» Stated problem
Omit every picture and return the rest of the data unaltered.

____ Provided data

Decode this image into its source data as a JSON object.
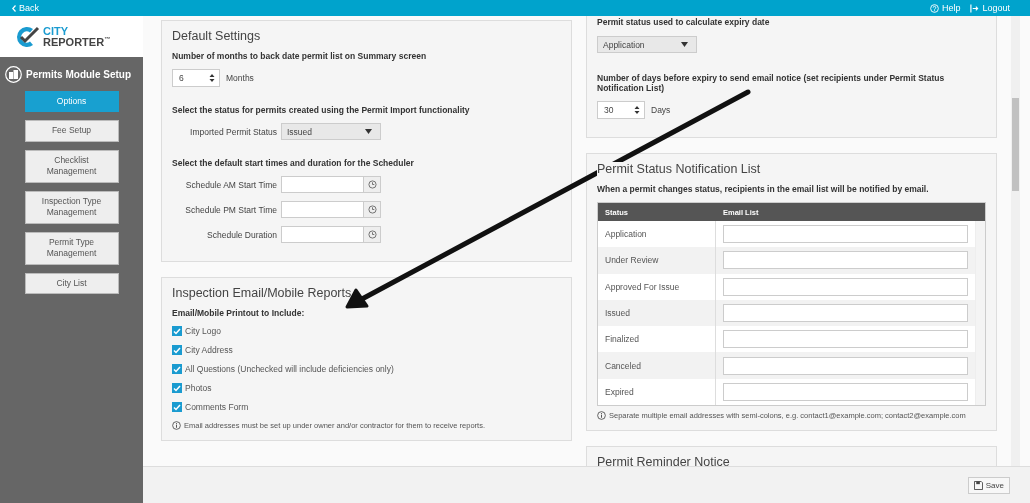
{
  "top_bar": {
    "back": "Back",
    "help": "Help",
    "logout": "Logout"
  },
  "logo": {
    "line1": "CITY",
    "line2": "REPORTER",
    "mark": "™"
  },
  "sidebar": {
    "title": "Permits Module Setup",
    "items": [
      {
        "label": "Options",
        "selected": true
      },
      {
        "label": "Fee Setup",
        "selected": false
      },
      {
        "label": "Checklist Management",
        "selected": false
      },
      {
        "label": "Inspection Type Management",
        "selected": false
      },
      {
        "label": "Permit Type Management",
        "selected": false
      },
      {
        "label": "City List",
        "selected": false
      }
    ]
  },
  "default_settings": {
    "title": "Default Settings",
    "months_label": "Number of months to back date permit list on Summary screen",
    "months_value": "6",
    "months_unit": "Months",
    "import_label": "Select the status for permits created using the Permit Import functionality",
    "import_field": "Imported Permit Status",
    "import_value": "Issued",
    "scheduler_label": "Select the default start times and duration for the Scheduler",
    "scheduler_fields": [
      "Schedule AM Start Time",
      "Schedule PM Start Time",
      "Schedule Duration"
    ]
  },
  "inspection_reports": {
    "title": "Inspection Email/Mobile Reports",
    "subtitle": "Email/Mobile Printout to Include:",
    "options": [
      {
        "label": "City Logo",
        "checked": true
      },
      {
        "label": "City Address",
        "checked": true
      },
      {
        "label": "All Questions (Unchecked will include deficiencies only)",
        "checked": true
      },
      {
        "label": "Photos",
        "checked": true
      },
      {
        "label": "Comments Form",
        "checked": true
      }
    ],
    "note": "Email addresses must be set up under owner and/or contractor for them to receive reports."
  },
  "expiry": {
    "status_label": "Permit status used to calculate expiry date",
    "status_value": "Application",
    "days_label": "Number of days before expiry to send email notice (set recipients under Permit Status Notification List)",
    "days_value": "30",
    "days_unit": "Days"
  },
  "notification_list": {
    "title": "Permit Status Notification List",
    "description": "When a permit changes status, recipients in the email list will be notified by email.",
    "columns": [
      "Status",
      "Email List"
    ],
    "rows": [
      {
        "status": "Application"
      },
      {
        "status": "Under Review"
      },
      {
        "status": "Approved For Issue"
      },
      {
        "status": "Issued"
      },
      {
        "status": "Finalized"
      },
      {
        "status": "Canceled"
      },
      {
        "status": "Expired"
      }
    ],
    "note": "Separate multiple email addresses with semi-colons, e.g. contact1@example.com; contact2@example.com"
  },
  "reminder": {
    "title": "Permit Reminder Notice"
  },
  "footer": {
    "save": "Save"
  }
}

________

» Result
Decode this image into its source data as a JSON object.
{
  "top_bar": {
    "back": "Back",
    "help": "Help",
    "logout": "Logout"
  },
  "logo": {
    "line1": "CITY",
    "line2": "REPORTER",
    "mark": "™"
  },
  "sidebar": {
    "title": "Permits Module Setup",
    "items": [
      {
        "label": "Options",
        "selected": true
      },
      {
        "label": "Fee Setup",
        "selected": false
      },
      {
        "label": "Checklist Management",
        "selected": false
      },
      {
        "label": "Inspection Type Management",
        "selected": false
      },
      {
        "label": "Permit Type Management",
        "selected": false
      },
      {
        "label": "City List",
        "selected": false
      }
    ]
  },
  "default_settings": {
    "title": "Default Settings",
    "months_label": "Number of months to back date permit list on Summary screen",
    "months_value": "6",
    "months_unit": "Months",
    "import_label": "Select the status for permits created using the Permit Import functionality",
    "import_field": "Imported Permit Status",
    "import_value": "Issued",
    "scheduler_label": "Select the default start times and duration for the Scheduler",
    "scheduler_fields": [
      "Schedule AM Start Time",
      "Schedule PM Start Time",
      "Schedule Duration"
    ]
  },
  "inspection_reports": {
    "title": "Inspection Email/Mobile Reports",
    "subtitle": "Email/Mobile Printout to Include:",
    "options": [
      {
        "label": "City Logo",
        "checked": true
      },
      {
        "label": "City Address",
        "checked": true
      },
      {
        "label": "All Questions (Unchecked will include deficiencies only)",
        "checked": true
      },
      {
        "label": "Photos",
        "checked": true
      },
      {
        "label": "Comments Form",
        "checked": true
      }
    ],
    "note": "Email addresses must be set up under owner and/or contractor for them to receive reports."
  },
  "expiry": {
    "status_label": "Permit status used to calculate expiry date",
    "status_value": "Application",
    "days_label": "Number of days before expiry to send email notice (set recipients under Permit Status Notification List)",
    "days_value": "30",
    "days_unit": "Days"
  },
  "notification_list": {
    "title": "Permit Status Notification List",
    "description": "When a permit changes status, recipients in the email list will be notified by email.",
    "columns": [
      "Status",
      "Email List"
    ],
    "rows": [
      {
        "status": "Application"
      },
      {
        "status": "Under Review"
      },
      {
        "status": "Approved For Issue"
      },
      {
        "status": "Issued"
      },
      {
        "status": "Finalized"
      },
      {
        "status": "Canceled"
      },
      {
        "status": "Expired"
      }
    ],
    "note": "Separate multiple email addresses with semi-colons, e.g. contact1@example.com; contact2@example.com"
  },
  "reminder": {
    "title": "Permit Reminder Notice"
  },
  "footer": {
    "save": "Save"
  }
}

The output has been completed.